→ **Exercise task**: Take the line that contains "OCR this image." and all lines after it, up to and including the last line of the data, and write them out exactly; nothing else belongs in the answer.

[Dataset entries]
>>>

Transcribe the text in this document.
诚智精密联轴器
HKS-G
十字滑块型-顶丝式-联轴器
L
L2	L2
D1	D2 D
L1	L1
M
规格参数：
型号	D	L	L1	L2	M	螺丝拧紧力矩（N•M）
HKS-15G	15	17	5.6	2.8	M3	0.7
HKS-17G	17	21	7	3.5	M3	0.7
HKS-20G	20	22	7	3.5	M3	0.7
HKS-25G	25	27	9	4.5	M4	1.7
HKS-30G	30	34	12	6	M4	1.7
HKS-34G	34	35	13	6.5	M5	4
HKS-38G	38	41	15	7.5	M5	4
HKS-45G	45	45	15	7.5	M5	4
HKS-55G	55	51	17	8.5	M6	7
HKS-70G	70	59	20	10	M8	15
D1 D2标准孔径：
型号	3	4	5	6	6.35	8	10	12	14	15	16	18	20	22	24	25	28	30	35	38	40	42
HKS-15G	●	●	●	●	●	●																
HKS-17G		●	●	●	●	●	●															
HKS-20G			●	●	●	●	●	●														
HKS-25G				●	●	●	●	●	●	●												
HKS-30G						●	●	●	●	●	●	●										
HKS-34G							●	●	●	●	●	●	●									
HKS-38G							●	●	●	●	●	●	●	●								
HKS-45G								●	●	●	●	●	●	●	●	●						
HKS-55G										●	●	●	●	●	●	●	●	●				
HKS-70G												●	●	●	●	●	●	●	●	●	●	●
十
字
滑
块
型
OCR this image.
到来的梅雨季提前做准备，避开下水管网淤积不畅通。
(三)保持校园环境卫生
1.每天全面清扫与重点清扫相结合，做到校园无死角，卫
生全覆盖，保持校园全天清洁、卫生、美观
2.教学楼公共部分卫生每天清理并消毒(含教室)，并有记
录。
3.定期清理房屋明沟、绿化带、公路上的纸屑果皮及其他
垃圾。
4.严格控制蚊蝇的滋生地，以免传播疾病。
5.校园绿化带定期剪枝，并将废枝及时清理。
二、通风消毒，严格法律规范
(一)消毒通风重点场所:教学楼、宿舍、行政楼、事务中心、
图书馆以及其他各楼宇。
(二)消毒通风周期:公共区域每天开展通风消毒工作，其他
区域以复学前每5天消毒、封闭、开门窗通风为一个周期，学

<<<

→ **Task result**:
OCR this image.
到来的梅雨季提前做准备，避开下水管网淤积不畅通。
(三)保持校园环境卫生
1.每天全面清扫与重点清扫相结合，做到校园无死角，卫
生全覆盖，保持校园全天清洁、卫生、美观
2.教学楼公共部分卫生每天清理并消毒(含教室)，并有记
录。
3.定期清理房屋明沟、绿化带、公路上的纸屑果皮及其他
垃圾。
4.严格控制蚊蝇的滋生地，以免传播疾病。
5.校园绿化带定期剪枝，并将废枝及时清理。
二、通风消毒，严格法律规范
(一)消毒通风重点场所:教学楼、宿舍、行政楼、事务中心、
图书馆以及其他各楼宇。
(二)消毒通风周期:公共区域每天开展通风消毒工作，其他
区域以复学前每5天消毒、封闭、开门窗通风为一个周期，学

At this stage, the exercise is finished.